**WORK TO COMPLETE:** Every record must appear in your copy exactly as written, with no pictures.

————

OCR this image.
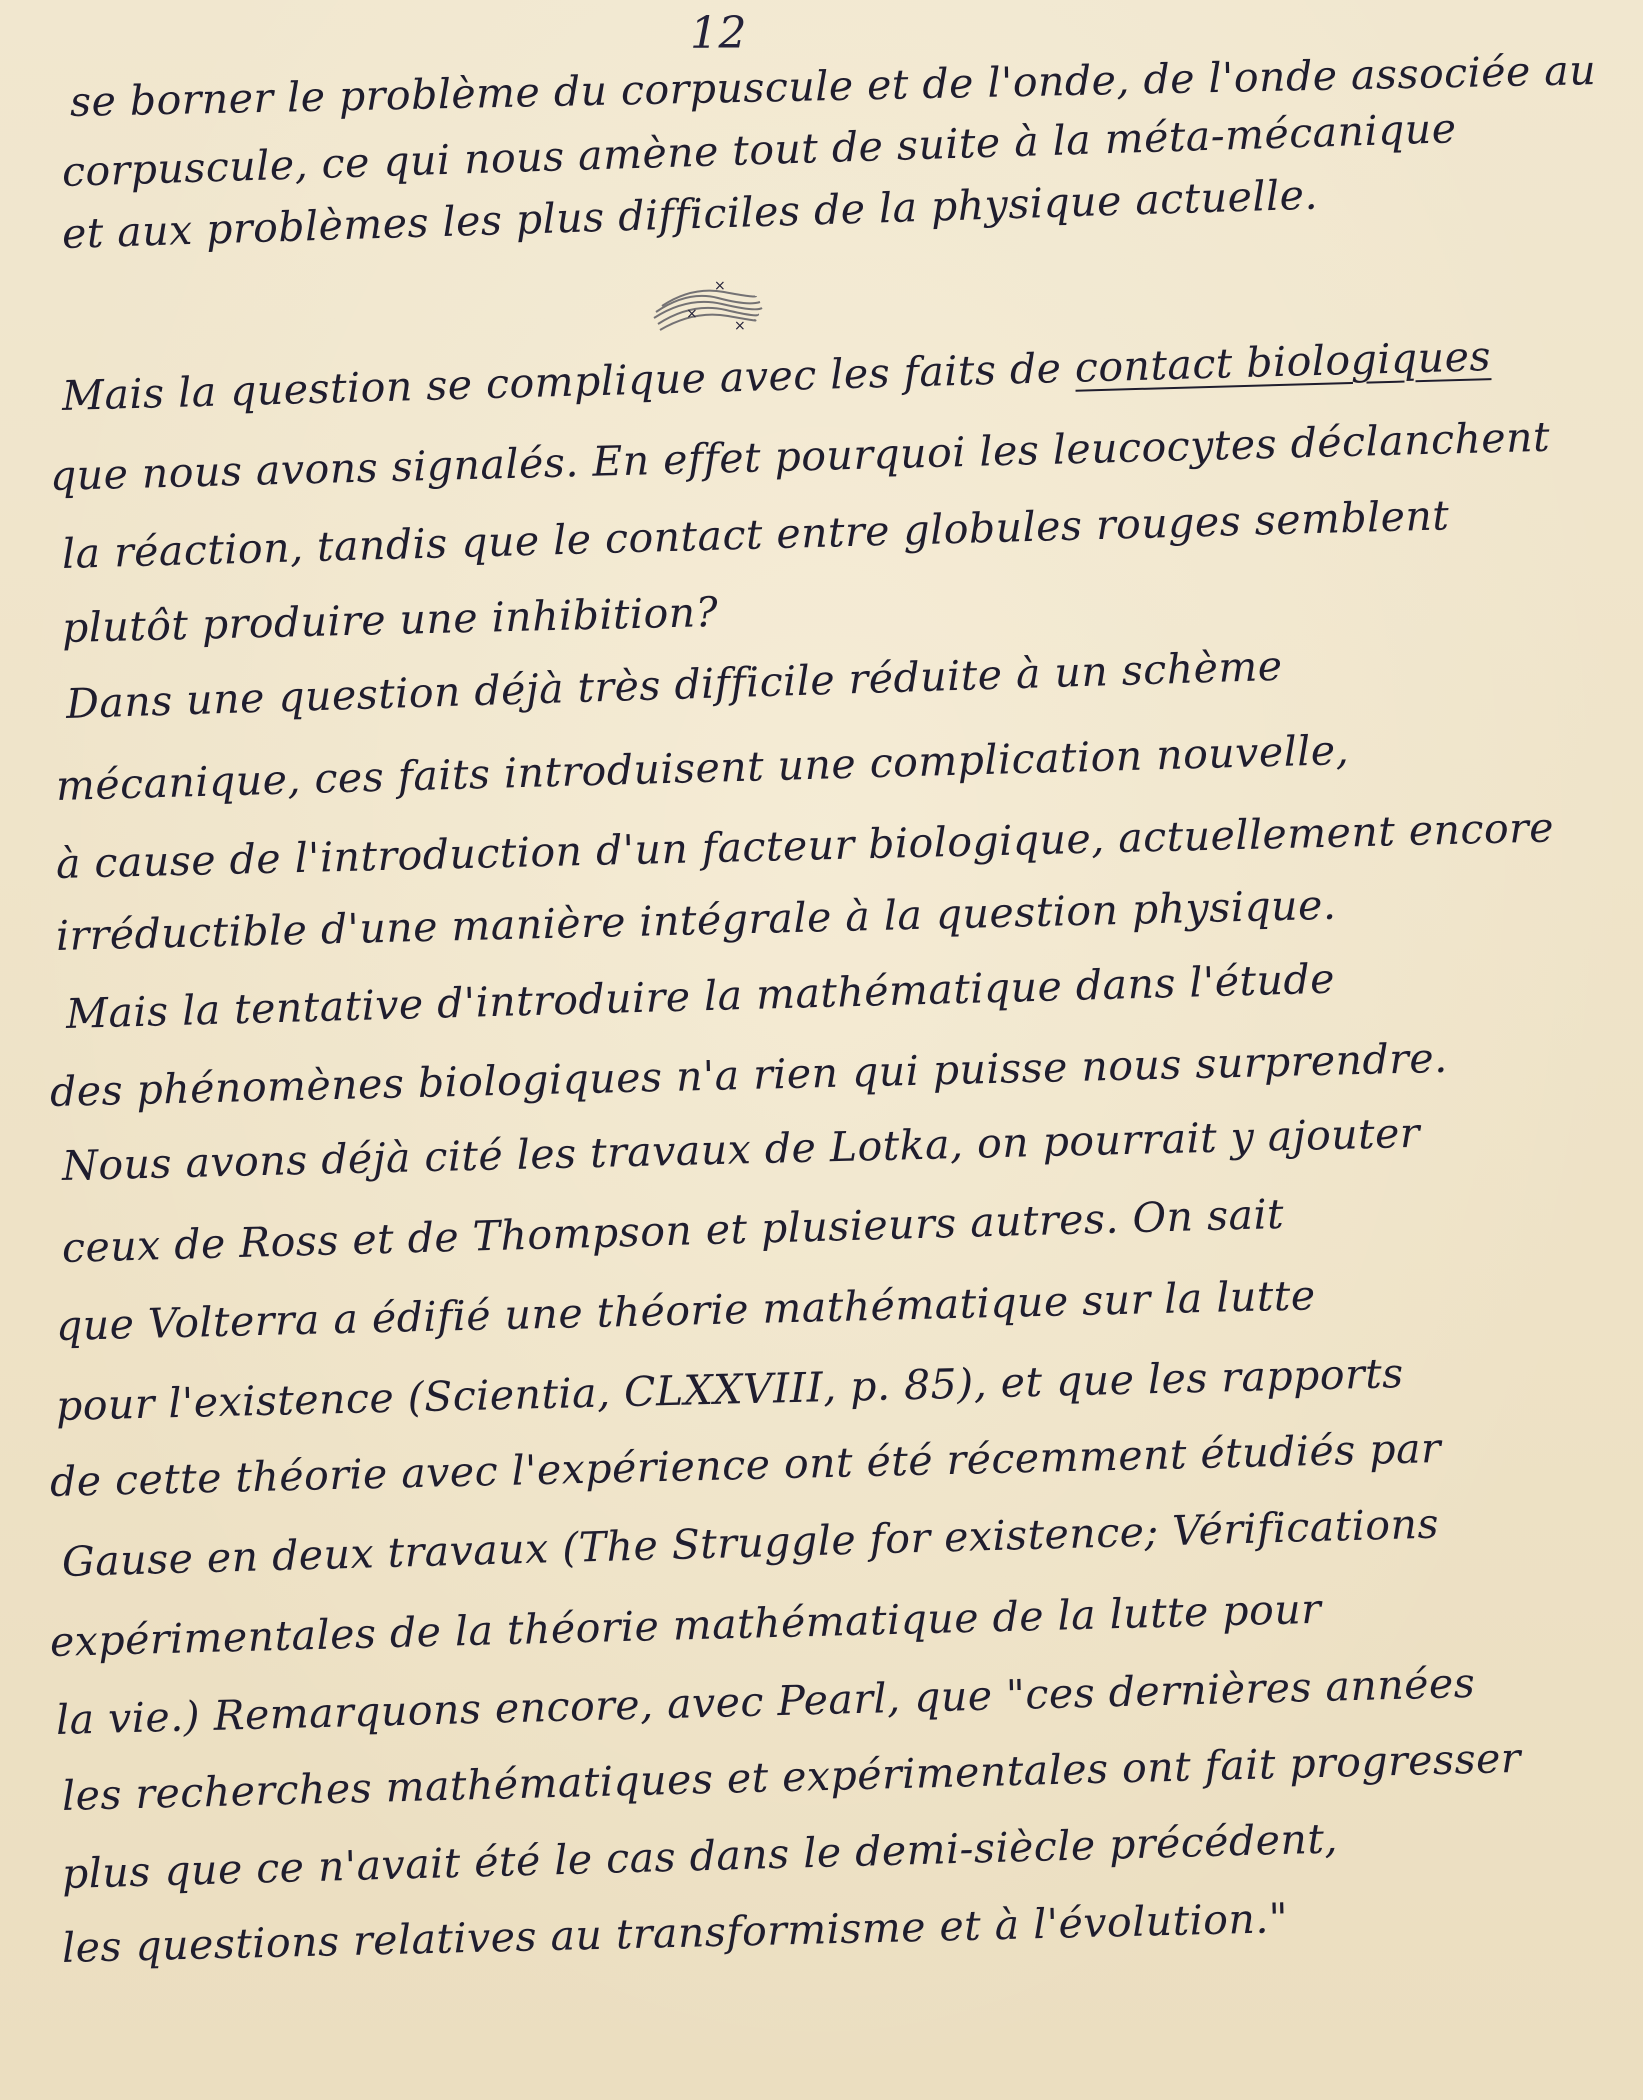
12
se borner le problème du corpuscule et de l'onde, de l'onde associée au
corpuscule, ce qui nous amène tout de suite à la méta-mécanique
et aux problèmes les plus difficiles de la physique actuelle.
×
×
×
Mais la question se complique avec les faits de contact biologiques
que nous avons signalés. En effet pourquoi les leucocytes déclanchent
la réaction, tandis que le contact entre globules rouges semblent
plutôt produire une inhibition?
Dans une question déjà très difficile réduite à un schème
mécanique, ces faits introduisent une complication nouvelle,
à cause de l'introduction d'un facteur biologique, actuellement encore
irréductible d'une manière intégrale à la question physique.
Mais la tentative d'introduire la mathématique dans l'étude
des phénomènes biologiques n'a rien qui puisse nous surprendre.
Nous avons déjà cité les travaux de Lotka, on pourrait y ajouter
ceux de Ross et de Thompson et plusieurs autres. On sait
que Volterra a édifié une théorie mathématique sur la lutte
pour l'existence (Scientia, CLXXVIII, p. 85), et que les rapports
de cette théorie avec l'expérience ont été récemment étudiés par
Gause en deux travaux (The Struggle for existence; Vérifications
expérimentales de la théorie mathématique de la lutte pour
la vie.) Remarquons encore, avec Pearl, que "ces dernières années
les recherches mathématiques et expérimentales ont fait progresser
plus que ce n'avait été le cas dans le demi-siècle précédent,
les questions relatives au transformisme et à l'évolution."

————

**REPLY:**
OCR this image.
12
se borner le problème du corpuscule et de l'onde, de l'onde associée au
corpuscule, ce qui nous amène tout de suite à la méta-mécanique
et aux problèmes les plus difficiles de la physique actuelle.
×
×
×
Mais la question se complique avec les faits de contact biologiques
que nous avons signalés. En effet pourquoi les leucocytes déclanchent
la réaction, tandis que le contact entre globules rouges semblent
plutôt produire une inhibition?
Dans une question déjà très difficile réduite à un schème
mécanique, ces faits introduisent une complication nouvelle,
à cause de l'introduction d'un facteur biologique, actuellement encore
irréductible d'une manière intégrale à la question physique.
Mais la tentative d'introduire la mathématique dans l'étude
des phénomènes biologiques n'a rien qui puisse nous surprendre.
Nous avons déjà cité les travaux de Lotka, on pourrait y ajouter
ceux de Ross et de Thompson et plusieurs autres. On sait
que Volterra a édifié une théorie mathématique sur la lutte
pour l'existence (Scientia, CLXXVIII, p. 85), et que les rapports
de cette théorie avec l'expérience ont été récemment étudiés par
Gause en deux travaux (The Struggle for existence; Vérifications
expérimentales de la théorie mathématique de la lutte pour
la vie.) Remarquons encore, avec Pearl, que "ces dernières années
les recherches mathématiques et expérimentales ont fait progresser
plus que ce n'avait été le cas dans le demi-siècle précédent,
les questions relatives au transformisme et à l'évolution."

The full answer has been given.